§ STATED PROBLEM:
Every line of the records below should be restated exactly.

━━━ RECORDS SUPPLIED ━━━

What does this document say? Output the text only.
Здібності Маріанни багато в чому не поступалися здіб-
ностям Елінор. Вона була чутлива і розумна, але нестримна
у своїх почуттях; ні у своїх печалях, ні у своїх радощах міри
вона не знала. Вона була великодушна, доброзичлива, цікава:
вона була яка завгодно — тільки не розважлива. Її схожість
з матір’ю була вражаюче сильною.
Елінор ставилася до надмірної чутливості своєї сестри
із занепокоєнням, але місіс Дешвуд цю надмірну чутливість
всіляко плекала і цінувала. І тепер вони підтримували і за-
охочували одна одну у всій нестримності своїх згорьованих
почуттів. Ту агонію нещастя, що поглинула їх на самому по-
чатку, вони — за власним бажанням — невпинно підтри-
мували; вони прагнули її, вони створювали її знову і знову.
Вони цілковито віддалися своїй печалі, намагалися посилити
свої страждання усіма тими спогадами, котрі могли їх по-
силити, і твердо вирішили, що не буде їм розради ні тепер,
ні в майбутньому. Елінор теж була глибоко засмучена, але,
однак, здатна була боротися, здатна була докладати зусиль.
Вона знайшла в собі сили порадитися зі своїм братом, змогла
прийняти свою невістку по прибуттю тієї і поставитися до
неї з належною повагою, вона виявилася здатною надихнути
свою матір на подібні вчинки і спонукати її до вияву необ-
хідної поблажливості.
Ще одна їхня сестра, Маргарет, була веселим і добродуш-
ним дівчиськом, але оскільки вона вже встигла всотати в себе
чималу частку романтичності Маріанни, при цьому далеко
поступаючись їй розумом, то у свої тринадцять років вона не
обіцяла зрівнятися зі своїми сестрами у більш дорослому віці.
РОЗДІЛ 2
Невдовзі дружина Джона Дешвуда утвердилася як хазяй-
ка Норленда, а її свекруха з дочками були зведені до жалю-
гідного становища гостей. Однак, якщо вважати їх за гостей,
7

━━━

§ REPLY:
What does this document say? Output the text only.
Здібності Маріанни багато в чому не поступалися здіб-
ностям Елінор. Вона була чутлива і розумна, але нестримна
у своїх почуттях; ні у своїх печалях, ні у своїх радощах міри
вона не знала. Вона була великодушна, доброзичлива, цікава:
вона була яка завгодно — тільки не розважлива. Її схожість
з матір’ю була вражаюче сильною.
Елінор ставилася до надмірної чутливості своєї сестри
із занепокоєнням, але місіс Дешвуд цю надмірну чутливість
всіляко плекала і цінувала. І тепер вони підтримували і за-
охочували одна одну у всій нестримності своїх згорьованих
почуттів. Ту агонію нещастя, що поглинула їх на самому по-
чатку, вони — за власним бажанням — невпинно підтри-
мували; вони прагнули її, вони створювали її знову і знову.
Вони цілковито віддалися своїй печалі, намагалися посилити
свої страждання усіма тими спогадами, котрі могли їх по-
силити, і твердо вирішили, що не буде їм розради ні тепер,
ні в майбутньому. Елінор теж була глибоко засмучена, але,
однак, здатна була боротися, здатна була докладати зусиль.
Вона знайшла в собі сили порадитися зі своїм братом, змогла
прийняти свою невістку по прибуттю тієї і поставитися до
неї з належною повагою, вона виявилася здатною надихнути
свою матір на подібні вчинки і спонукати її до вияву необ-
хідної поблажливості.
Ще одна їхня сестра, Маргарет, була веселим і добродуш-
ним дівчиськом, але оскільки вона вже встигла всотати в себе
чималу частку романтичності Маріанни, при цьому далеко
поступаючись їй розумом, то у свої тринадцять років вона не
обіцяла зрівнятися зі своїми сестрами у більш дорослому віці.
РОЗДІЛ 2
Невдовзі дружина Джона Дешвуда утвердилася як хазяй-
ка Норленда, а її свекруха з дочками були зведені до жалю-
гідного становища гостей. Однак, якщо вважати їх за гостей,
7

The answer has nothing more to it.